Records excerpted from a collection:
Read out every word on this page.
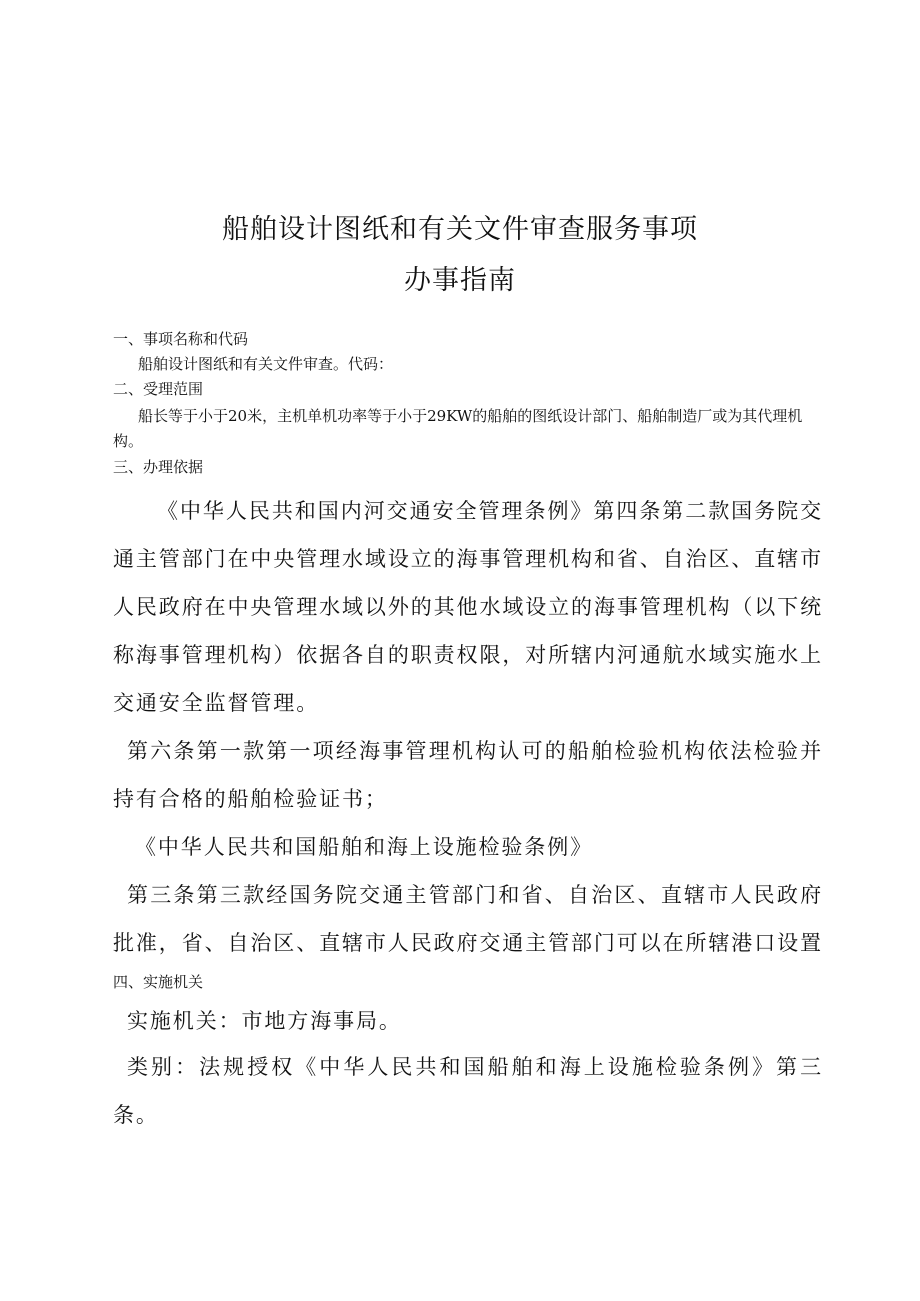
船舶设计图纸和有关文件审查服务事项
办事指南

一、事项名称和代码

船舶设计图纸和有关文件审查。代码：

二、受理范围

船长等于小于20米，主机单机功率等于小于29KW的船舶的图纸设计部门、船舶制造厂或为其代理机构。

三、办理依据

《中华人民共和国内河交通安全管理条例》第四条第二款国务院交通主管部门在中央管理水域设立的海事管理机构和省、自治区、直辖市人民政府在中央管理水域以外的其他水域设立的海事管理机构（以下统称海事管理机构）依据各自的职责权限，对所辖内河通航水域实施水上交通安全监督管理。

第六条第一款第一项经海事管理机构认可的船舶检验机构依法检验并持有合格的船舶检验证书；

《中华人民共和国船舶和海上设施检验条例》

第三条第三款经国务院交通主管部门和省、自治区、直辖市人民政府批准，省、自治区、直辖市人民政府交通主管部门可以在所辖港口设置

四、实施机关

实施机关：市地方海事局。

类别：法规授权《中华人民共和国船舶和海上设施检验条例》第三条。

## PROBLEM DESCRIPTION
Find the count of lines in the data above where the string "中华人民共和国船舶和海上设施检验条例" occurs. Provide that number alone.

## ANSWER TO THIS PROBLEM
2